-- EXTRACTED ENTRIES --
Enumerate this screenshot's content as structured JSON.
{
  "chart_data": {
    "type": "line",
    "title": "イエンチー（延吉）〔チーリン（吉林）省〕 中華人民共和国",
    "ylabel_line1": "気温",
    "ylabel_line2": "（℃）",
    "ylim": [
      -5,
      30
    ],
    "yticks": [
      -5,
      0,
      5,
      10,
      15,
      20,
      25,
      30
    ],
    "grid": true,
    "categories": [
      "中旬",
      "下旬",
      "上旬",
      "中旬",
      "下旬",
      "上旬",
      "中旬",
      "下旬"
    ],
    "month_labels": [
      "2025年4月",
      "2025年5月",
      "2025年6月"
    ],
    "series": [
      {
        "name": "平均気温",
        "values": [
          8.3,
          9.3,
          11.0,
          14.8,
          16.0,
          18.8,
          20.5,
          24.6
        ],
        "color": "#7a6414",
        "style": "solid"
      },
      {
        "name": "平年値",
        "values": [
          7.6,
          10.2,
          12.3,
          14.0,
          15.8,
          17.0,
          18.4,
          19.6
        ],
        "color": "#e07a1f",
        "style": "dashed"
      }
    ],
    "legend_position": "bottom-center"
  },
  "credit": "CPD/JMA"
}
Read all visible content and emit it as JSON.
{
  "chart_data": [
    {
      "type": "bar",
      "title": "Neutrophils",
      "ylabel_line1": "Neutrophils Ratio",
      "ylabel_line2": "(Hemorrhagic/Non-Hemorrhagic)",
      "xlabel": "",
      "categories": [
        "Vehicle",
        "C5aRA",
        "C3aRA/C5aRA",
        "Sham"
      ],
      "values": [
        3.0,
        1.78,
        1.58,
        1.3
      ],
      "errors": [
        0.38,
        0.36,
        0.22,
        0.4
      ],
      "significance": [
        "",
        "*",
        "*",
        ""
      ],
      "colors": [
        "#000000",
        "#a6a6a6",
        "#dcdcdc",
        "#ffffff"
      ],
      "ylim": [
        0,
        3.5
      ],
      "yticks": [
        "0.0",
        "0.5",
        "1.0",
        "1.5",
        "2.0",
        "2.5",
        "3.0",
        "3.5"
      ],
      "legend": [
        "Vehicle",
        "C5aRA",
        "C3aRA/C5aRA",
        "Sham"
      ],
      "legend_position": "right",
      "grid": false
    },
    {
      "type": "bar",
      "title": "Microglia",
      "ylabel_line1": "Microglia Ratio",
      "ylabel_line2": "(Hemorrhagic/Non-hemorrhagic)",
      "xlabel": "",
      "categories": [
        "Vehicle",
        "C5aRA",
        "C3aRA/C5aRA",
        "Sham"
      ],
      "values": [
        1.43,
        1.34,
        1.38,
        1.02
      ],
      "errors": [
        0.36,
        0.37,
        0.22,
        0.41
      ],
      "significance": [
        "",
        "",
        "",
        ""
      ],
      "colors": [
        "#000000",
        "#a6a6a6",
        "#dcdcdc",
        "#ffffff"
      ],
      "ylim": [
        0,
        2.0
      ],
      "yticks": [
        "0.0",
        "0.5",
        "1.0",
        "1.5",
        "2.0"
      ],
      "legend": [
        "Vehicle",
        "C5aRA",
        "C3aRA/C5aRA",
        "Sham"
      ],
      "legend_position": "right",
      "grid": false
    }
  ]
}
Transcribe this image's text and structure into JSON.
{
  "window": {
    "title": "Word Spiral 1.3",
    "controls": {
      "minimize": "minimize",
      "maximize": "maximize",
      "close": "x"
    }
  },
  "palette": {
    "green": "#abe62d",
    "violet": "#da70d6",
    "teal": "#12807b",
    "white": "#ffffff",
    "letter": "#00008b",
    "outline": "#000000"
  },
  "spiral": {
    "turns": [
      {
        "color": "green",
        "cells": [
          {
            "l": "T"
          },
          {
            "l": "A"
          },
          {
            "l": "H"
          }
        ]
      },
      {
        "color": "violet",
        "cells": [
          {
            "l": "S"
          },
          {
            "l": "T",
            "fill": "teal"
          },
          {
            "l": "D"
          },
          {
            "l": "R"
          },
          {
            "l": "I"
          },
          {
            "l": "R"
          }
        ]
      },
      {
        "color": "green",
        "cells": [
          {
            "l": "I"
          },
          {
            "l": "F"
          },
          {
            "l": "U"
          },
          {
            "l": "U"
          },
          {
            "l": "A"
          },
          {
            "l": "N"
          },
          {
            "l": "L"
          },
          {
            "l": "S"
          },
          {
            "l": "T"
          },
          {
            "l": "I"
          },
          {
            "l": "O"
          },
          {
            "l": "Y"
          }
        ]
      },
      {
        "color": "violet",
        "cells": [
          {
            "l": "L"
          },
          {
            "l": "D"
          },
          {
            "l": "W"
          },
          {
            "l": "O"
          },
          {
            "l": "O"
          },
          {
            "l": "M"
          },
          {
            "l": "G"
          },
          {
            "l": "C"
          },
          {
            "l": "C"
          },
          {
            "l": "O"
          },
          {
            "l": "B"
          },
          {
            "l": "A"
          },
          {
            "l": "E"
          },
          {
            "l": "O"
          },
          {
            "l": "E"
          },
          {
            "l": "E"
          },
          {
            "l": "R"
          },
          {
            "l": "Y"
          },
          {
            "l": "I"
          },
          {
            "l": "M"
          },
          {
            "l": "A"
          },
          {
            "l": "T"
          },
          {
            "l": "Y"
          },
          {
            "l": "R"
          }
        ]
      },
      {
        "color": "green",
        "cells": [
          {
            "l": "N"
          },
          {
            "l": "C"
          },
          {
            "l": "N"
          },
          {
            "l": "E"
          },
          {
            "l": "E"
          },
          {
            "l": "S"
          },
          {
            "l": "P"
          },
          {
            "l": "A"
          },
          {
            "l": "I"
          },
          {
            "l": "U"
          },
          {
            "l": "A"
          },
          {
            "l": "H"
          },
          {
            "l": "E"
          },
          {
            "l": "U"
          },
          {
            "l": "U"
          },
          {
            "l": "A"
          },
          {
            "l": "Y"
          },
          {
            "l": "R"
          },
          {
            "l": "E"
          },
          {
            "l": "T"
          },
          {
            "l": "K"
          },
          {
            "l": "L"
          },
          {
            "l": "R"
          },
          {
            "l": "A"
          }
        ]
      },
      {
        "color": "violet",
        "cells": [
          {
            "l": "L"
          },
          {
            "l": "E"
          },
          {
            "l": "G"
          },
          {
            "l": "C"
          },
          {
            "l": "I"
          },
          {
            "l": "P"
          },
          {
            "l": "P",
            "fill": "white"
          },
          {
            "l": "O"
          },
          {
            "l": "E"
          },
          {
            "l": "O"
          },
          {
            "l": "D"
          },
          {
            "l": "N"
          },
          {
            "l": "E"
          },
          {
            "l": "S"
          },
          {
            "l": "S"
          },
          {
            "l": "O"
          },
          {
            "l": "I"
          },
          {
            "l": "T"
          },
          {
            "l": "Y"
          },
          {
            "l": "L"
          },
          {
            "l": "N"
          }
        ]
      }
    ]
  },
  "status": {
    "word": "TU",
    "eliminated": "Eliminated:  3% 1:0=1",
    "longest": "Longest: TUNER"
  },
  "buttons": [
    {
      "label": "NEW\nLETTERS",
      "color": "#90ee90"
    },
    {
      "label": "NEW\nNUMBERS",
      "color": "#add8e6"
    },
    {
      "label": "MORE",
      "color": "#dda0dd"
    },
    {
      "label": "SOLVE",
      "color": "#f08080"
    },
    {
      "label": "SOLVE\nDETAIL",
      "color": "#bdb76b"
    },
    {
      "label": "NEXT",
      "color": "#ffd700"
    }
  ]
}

-- DIRECTIONS --
Transcribe all of the material exactly. Omit nothing.

-- TASK RESULT --
Enumerate this screenshot's content as structured JSON.
{
  "chart_data": {
    "type": "line",
    "title": "イエンチー（延吉）〔チーリン（吉林）省〕 中華人民共和国",
    "ylabel_line1": "気温",
    "ylabel_line2": "（℃）",
    "ylim": [
      -5,
      30
    ],
    "yticks": [
      -5,
      0,
      5,
      10,
      15,
      20,
      25,
      30
    ],
    "grid": true,
    "categories": [
      "中旬",
      "下旬",
      "上旬",
      "中旬",
      "下旬",
      "上旬",
      "中旬",
      "下旬"
    ],
    "month_labels": [
      "2025年4月",
      "2025年5月",
      "2025年6月"
    ],
    "series": [
      {
        "name": "平均気温",
        "values": [
          8.3,
          9.3,
          11.0,
          14.8,
          16.0,
          18.8,
          20.5,
          24.6
        ],
        "color": "#7a6414",
        "style": "solid"
      },
      {
        "name": "平年値",
        "values": [
          7.6,
          10.2,
          12.3,
          14.0,
          15.8,
          17.0,
          18.4,
          19.6
        ],
        "color": "#e07a1f",
        "style": "dashed"
      }
    ],
    "legend_position": "bottom-center"
  },
  "credit": "CPD/JMA"
}
Read all visible content and emit it as JSON.
{
  "chart_data": [
    {
      "type": "bar",
      "title": "Neutrophils",
      "ylabel_line1": "Neutrophils Ratio",
      "ylabel_line2": "(Hemorrhagic/Non-Hemorrhagic)",
      "xlabel": "",
      "categories": [
        "Vehicle",
        "C5aRA",
        "C3aRA/C5aRA",
        "Sham"
      ],
      "values": [
        3.0,
        1.78,
        1.58,
        1.3
      ],
      "errors": [
        0.38,
        0.36,
        0.22,
        0.4
      ],
      "significance": [
        "",
        "*",
        "*",
        ""
      ],
      "colors": [
        "#000000",
        "#a6a6a6",
        "#dcdcdc",
        "#ffffff"
      ],
      "ylim": [
        0,
        3.5
      ],
      "yticks": [
        "0.0",
        "0.5",
        "1.0",
        "1.5",
        "2.0",
        "2.5",
        "3.0",
        "3.5"
      ],
      "legend": [
        "Vehicle",
        "C5aRA",
        "C3aRA/C5aRA",
        "Sham"
      ],
      "legend_position": "right",
      "grid": false
    },
    {
      "type": "bar",
      "title": "Microglia",
      "ylabel_line1": "Microglia Ratio",
      "ylabel_line2": "(Hemorrhagic/Non-hemorrhagic)",
      "xlabel": "",
      "categories": [
        "Vehicle",
        "C5aRA",
        "C3aRA/C5aRA",
        "Sham"
      ],
      "values": [
        1.43,
        1.34,
        1.38,
        1.02
      ],
      "errors": [
        0.36,
        0.37,
        0.22,
        0.41
      ],
      "significance": [
        "",
        "",
        "",
        ""
      ],
      "colors": [
        "#000000",
        "#a6a6a6",
        "#dcdcdc",
        "#ffffff"
      ],
      "ylim": [
        0,
        2.0
      ],
      "yticks": [
        "0.0",
        "0.5",
        "1.0",
        "1.5",
        "2.0"
      ],
      "legend": [
        "Vehicle",
        "C5aRA",
        "C3aRA/C5aRA",
        "Sham"
      ],
      "legend_position": "right",
      "grid": false
    }
  ]
}
Transcribe this image's text and structure into JSON.
{
  "window": {
    "title": "Word Spiral 1.3",
    "controls": {
      "minimize": "minimize",
      "maximize": "maximize",
      "close": "x"
    }
  },
  "palette": {
    "green": "#abe62d",
    "violet": "#da70d6",
    "teal": "#12807b",
    "white": "#ffffff",
    "letter": "#00008b",
    "outline": "#000000"
  },
  "spiral": {
    "turns": [
      {
        "color": "green",
        "cells": [
          {
            "l": "T"
          },
          {
            "l": "A"
          },
          {
            "l": "H"
          }
        ]
      },
      {
        "color": "violet",
        "cells": [
          {
            "l": "S"
          },
          {
            "l": "T",
            "fill": "teal"
          },
          {
            "l": "D"
          },
          {
            "l": "R"
          },
          {
            "l": "I"
          },
          {
            "l": "R"
          }
        ]
      },
      {
        "color": "green",
        "cells": [
          {
            "l": "I"
          },
          {
            "l": "F"
          },
          {
            "l": "U"
          },
          {
            "l": "U"
          },
          {
            "l": "A"
          },
          {
            "l": "N"
          },
          {
            "l": "L"
          },
          {
            "l": "S"
          },
          {
            "l": "T"
          },
          {
            "l": "I"
          },
          {
            "l": "O"
          },
          {
            "l": "Y"
          }
        ]
      },
      {
        "color": "violet",
        "cells": [
          {
            "l": "L"
          },
          {
            "l": "D"
          },
          {
            "l": "W"
          },
          {
            "l": "O"
          },
          {
            "l": "O"
          },
          {
            "l": "M"
          },
          {
            "l": "G"
          },
          {
            "l": "C"
          },
          {
            "l": "C"
          },
          {
            "l": "O"
          },
          {
            "l": "B"
          },
          {
            "l": "A"
          },
          {
            "l": "E"
          },
          {
            "l": "O"
          },
          {
            "l": "E"
          },
          {
            "l": "E"
          },
          {
            "l": "R"
          },
          {
            "l": "Y"
          },
          {
            "l": "I"
          },
          {
            "l": "M"
          },
          {
            "l": "A"
          },
          {
            "l": "T"
          },
          {
            "l": "Y"
          },
          {
            "l": "R"
          }
        ]
      },
      {
        "color": "green",
        "cells": [
          {
            "l": "N"
          },
          {
            "l": "C"
          },
          {
            "l": "N"
          },
          {
            "l": "E"
          },
          {
            "l": "E"
          },
          {
            "l": "S"
          },
          {
            "l": "P"
          },
          {
            "l": "A"
          },
          {
            "l": "I"
          },
          {
            "l": "U"
          },
          {
            "l": "A"
          },
          {
            "l": "H"
          },
          {
            "l": "E"
          },
          {
            "l": "U"
          },
          {
            "l": "U"
          },
          {
            "l": "A"
          },
          {
            "l": "Y"
          },
          {
            "l": "R"
          },
          {
            "l": "E"
          },
          {
            "l": "T"
          },
          {
            "l": "K"
          },
          {
            "l": "L"
          },
          {
            "l": "R"
          },
          {
            "l": "A"
          }
        ]
      },
      {
        "color": "violet",
        "cells": [
          {
            "l": "L"
          },
          {
            "l": "E"
          },
          {
            "l": "G"
          },
          {
            "l": "C"
          },
          {
            "l": "I"
          },
          {
            "l": "P"
          },
          {
            "l": "P",
            "fill": "white"
          },
          {
            "l": "O"
          },
          {
            "l": "E"
          },
          {
            "l": "O"
          },
          {
            "l": "D"
          },
          {
            "l": "N"
          },
          {
            "l": "E"
          },
          {
            "l": "S"
          },
          {
            "l": "S"
          },
          {
            "l": "O"
          },
          {
            "l": "I"
          },
          {
            "l": "T"
          },
          {
            "l": "Y"
          },
          {
            "l": "L"
          },
          {
            "l": "N"
          }
        ]
      }
    ]
  },
  "status": {
    "word": "TU",
    "eliminated": "Eliminated:  3% 1:0=1",
    "longest": "Longest: TUNER"
  },
  "buttons": [
    {
      "label": "NEW\nLETTERS",
      "color": "#90ee90"
    },
    {
      "label": "NEW\nNUMBERS",
      "color": "#add8e6"
    },
    {
      "label": "MORE",
      "color": "#dda0dd"
    },
    {
      "label": "SOLVE",
      "color": "#f08080"
    },
    {
      "label": "SOLVE\nDETAIL",
      "color": "#bdb76b"
    },
    {
      "label": "NEXT",
      "color": "#ffd700"
    }
  ]
}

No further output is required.